■ 記事
----------------------------------------

2018年05月05日

【動画】01.大正天皇の御集『おほみやびうた』について


本題は源氏物語の講義らしいですが。
話に入る前の雑談、といった風情ですか。
話者は「おほみやびうた―大正天皇御集」の編者でもある岡野弘彦さんですね。
ちなみに國學院大學名誉教授であるうえ、「君たちが、日本のためにできること―大学生に伝えたい祖国との絆」にも寄稿しているような人のようです。アカくはないということでよいのかしら??


動画概要:
2016/11/04 に公開
源氏物語全講会 第23回 「夕顔」より その1

収録日 2002年10月10日
講師 岡野弘彦(國學院大學名誉教授)
講座名 平成14年秋期講座

大正天皇の御製については当ブログでも何度か拝誦したことがあります。

----------------------------------------

■ 依頼内容
記事の「話に入る前の雑談、といった風情ですか。」から「大正天皇の御製については当ブログでも何度か拝誦したことがあります。」までの部分を、「國學院大學」を「国学院大学」に置き換えて書き直しなさい。 このあとに続く行は使わなくてよい。

----------------------------------------

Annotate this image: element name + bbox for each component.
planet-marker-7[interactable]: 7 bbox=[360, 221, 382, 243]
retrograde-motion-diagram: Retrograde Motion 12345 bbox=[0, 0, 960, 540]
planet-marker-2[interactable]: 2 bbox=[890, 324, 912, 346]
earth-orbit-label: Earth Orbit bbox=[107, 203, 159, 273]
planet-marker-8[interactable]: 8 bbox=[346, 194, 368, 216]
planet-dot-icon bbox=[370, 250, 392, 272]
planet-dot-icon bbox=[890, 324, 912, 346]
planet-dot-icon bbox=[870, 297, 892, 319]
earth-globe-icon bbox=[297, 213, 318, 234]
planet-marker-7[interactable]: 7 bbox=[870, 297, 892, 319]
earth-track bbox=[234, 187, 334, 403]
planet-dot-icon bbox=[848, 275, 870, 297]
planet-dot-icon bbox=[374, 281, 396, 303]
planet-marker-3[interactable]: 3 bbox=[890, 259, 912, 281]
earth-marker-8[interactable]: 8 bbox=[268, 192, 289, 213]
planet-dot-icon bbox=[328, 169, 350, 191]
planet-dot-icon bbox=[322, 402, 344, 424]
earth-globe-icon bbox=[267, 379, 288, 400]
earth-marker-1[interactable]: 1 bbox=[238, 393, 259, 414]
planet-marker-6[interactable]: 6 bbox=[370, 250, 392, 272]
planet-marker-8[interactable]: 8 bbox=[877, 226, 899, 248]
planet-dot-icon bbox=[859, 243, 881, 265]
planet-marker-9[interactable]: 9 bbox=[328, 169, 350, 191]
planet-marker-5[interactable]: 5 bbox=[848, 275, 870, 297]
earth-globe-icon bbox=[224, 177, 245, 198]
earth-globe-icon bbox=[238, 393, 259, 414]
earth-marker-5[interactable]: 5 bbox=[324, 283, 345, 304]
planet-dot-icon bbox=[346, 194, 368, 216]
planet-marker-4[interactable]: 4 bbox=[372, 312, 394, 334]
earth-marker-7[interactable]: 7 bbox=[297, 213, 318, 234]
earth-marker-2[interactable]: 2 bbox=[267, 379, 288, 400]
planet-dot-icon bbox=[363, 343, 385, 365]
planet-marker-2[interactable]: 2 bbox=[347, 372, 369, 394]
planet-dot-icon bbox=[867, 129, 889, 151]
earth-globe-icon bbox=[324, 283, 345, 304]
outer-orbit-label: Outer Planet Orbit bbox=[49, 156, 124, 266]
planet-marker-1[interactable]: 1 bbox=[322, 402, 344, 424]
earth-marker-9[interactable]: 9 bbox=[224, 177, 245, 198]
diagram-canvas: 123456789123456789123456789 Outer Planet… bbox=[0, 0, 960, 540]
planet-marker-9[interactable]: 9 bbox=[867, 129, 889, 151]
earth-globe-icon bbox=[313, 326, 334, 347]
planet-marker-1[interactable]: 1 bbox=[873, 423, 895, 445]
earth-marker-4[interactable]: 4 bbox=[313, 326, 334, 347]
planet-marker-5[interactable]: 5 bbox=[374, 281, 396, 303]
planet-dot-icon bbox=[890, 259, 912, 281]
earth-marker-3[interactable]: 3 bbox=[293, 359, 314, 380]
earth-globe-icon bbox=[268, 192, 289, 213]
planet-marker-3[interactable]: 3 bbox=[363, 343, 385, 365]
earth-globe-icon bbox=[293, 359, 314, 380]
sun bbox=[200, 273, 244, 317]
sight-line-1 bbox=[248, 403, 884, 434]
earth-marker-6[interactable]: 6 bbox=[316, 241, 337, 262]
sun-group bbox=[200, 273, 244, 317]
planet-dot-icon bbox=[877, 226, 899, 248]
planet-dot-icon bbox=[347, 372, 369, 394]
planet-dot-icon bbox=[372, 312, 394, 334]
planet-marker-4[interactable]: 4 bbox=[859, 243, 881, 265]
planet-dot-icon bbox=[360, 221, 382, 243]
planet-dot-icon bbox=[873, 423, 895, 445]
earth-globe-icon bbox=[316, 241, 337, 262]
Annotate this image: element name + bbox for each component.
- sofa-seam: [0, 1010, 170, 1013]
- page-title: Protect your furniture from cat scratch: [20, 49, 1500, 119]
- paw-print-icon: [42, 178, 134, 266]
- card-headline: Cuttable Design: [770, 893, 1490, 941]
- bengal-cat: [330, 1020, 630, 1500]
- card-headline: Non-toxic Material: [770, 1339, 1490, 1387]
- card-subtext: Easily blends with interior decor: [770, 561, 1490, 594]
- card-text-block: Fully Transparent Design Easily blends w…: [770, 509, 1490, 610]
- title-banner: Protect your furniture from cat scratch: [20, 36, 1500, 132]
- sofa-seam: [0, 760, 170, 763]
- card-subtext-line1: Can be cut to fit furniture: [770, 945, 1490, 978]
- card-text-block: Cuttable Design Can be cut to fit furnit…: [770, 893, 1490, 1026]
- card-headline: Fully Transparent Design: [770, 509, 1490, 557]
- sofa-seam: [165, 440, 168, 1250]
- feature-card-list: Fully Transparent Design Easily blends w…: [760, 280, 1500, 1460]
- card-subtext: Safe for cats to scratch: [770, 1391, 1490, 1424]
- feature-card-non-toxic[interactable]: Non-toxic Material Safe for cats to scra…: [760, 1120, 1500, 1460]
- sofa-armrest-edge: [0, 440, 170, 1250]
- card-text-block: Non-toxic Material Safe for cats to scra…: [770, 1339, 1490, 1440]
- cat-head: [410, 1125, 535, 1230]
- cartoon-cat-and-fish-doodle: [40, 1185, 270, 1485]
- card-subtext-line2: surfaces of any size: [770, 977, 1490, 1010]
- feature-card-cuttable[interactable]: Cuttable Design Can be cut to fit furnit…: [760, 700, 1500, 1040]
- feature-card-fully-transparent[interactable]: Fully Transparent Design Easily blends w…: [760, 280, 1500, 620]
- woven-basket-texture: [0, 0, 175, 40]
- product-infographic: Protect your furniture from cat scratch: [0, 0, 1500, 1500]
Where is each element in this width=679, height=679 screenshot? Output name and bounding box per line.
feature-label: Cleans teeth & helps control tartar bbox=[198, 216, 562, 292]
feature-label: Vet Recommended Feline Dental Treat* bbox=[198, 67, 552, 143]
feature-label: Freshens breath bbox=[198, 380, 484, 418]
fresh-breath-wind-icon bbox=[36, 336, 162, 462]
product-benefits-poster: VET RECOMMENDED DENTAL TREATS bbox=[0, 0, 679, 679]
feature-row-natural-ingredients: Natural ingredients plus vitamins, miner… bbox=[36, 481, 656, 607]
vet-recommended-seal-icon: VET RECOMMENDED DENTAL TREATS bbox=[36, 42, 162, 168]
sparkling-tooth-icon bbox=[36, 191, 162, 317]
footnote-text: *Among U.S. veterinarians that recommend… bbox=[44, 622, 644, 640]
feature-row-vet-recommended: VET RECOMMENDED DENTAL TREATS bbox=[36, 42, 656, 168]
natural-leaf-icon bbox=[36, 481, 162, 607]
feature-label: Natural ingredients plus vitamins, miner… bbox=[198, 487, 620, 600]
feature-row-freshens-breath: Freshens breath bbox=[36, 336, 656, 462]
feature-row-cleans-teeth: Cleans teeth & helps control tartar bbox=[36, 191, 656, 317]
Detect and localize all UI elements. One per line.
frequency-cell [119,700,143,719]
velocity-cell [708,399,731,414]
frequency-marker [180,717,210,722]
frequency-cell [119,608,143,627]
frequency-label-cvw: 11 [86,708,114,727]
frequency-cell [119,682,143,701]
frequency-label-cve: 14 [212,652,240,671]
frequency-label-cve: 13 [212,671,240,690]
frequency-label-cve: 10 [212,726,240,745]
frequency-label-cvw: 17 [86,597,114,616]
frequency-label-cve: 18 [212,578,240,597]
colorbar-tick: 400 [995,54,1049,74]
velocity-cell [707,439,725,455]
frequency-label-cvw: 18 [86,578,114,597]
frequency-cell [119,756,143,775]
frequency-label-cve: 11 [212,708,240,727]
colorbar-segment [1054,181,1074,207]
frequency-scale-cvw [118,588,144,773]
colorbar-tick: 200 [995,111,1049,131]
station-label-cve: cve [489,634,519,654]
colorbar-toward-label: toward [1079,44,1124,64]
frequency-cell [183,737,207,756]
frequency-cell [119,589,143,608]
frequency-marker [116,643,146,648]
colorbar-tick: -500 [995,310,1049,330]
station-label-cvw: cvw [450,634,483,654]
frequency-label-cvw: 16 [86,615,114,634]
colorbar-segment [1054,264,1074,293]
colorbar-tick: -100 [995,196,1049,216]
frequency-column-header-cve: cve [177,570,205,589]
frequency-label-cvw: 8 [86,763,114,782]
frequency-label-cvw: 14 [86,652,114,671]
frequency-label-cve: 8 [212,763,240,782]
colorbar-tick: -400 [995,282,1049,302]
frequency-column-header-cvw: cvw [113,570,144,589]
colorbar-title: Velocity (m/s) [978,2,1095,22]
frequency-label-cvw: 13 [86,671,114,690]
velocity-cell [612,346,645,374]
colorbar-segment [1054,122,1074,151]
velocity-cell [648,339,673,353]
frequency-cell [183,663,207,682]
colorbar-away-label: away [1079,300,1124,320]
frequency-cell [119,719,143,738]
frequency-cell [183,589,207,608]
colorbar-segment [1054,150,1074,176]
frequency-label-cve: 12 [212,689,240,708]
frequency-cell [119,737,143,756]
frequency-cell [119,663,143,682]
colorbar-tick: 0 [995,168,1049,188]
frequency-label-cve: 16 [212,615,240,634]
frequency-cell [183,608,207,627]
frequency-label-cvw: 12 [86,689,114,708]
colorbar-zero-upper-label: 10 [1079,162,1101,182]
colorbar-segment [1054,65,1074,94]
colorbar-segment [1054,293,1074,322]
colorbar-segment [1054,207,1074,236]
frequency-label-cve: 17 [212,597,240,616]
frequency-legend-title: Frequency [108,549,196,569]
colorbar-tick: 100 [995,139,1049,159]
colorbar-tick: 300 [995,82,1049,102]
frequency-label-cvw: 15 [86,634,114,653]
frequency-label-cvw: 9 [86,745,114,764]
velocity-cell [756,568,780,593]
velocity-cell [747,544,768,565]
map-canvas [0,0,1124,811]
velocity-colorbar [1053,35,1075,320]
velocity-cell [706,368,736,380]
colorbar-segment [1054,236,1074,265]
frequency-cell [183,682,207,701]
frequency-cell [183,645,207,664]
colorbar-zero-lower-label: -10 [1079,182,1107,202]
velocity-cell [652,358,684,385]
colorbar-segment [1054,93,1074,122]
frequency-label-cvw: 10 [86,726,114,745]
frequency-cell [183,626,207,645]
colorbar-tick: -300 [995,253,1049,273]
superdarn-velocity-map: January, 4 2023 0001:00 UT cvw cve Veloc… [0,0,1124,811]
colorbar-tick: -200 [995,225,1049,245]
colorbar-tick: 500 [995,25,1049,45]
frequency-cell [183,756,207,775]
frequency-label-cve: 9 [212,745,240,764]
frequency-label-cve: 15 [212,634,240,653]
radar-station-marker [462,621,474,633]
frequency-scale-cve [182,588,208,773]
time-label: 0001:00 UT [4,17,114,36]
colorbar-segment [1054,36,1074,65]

----------------------------------------

■ 解答
話に入る前の雑談、といった風情ですか。
話者は「おほみやびうた―大正天皇御集」の編者でもある岡野弘彦さんですね。
ちなみに国学院大学名誉教授であるうえ、「君たちが、日本のためにできること―大学生に伝えたい祖国との絆」にも寄稿しているような人のようです。アカくはないということでよいのかしら??


動画概要:
2016/11/04 に公開
源氏物語全講会 第23回 「夕顔」より その1

収録日 2002年10月10日
講師 岡野弘彦(国学院大学名誉教授)
講座名 平成14年秋期講座

大正天皇の御製については当ブログでも何度か拝誦したことがあります。